● RECORDS FOR THIS TASK:
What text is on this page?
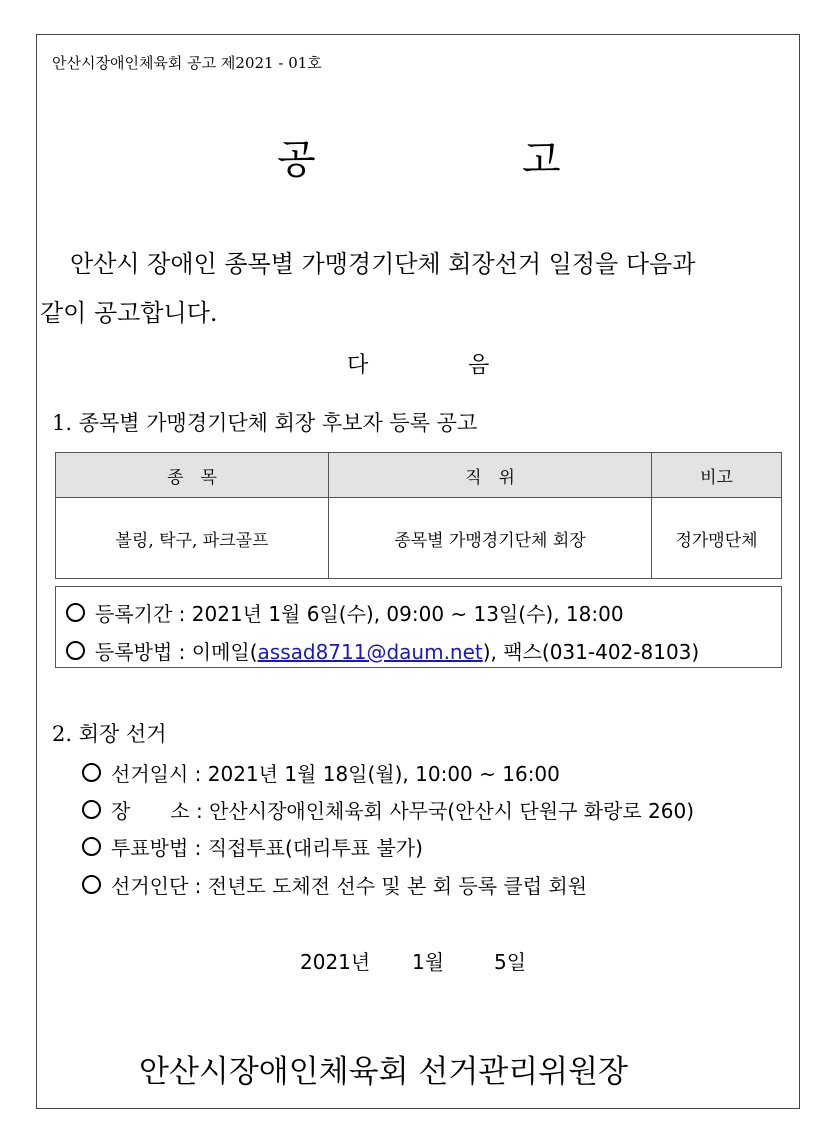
안산시장애인체육회 공고 제2021 - 01호
공	고
안산시 장애인 종목별 가맹경기단체 회장선거 일정을 다음과
같이 공고합니다.
다	음
1. 종목별 가맹경기단체 회장 후보자 등록 공고
종　목	직　위	비고
볼링, 탁구, 파크골프	종목별 가맹경기단체 회장	정가맹단체
등록기간 : 2021년 1월 6일(수), 09:00 ~ 13일(수), 18:00
등록방법 : 이메일(assad8711@daum.net), 팩스(031-402-8103)
2. 회장 선거
선거일시 : 2021년 1월 18일(월), 10:00 ~ 16:00
장　　소 : 안산시장애인체육회 사무국(안산시 단원구 화랑로 260)
투표방법 : 직접투표(대리투표 불가)
선거인단 : 전년도 도체전 선수 및 본 회 등록 클럽 회원
2021년 1월 5일
안산시장애인체육회 선거관리위원장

● PROBLEM:
Filter the listing above by the word "안산시장애인체육회"; copy each line that passes.

● TASK RESPONSE:
안산시장애인체육회 공고 제2021 - 01호
장　　소 : 안산시장애인체육회 사무국(안산시 단원구 화랑로 260)
안산시장애인체육회 선거관리위원장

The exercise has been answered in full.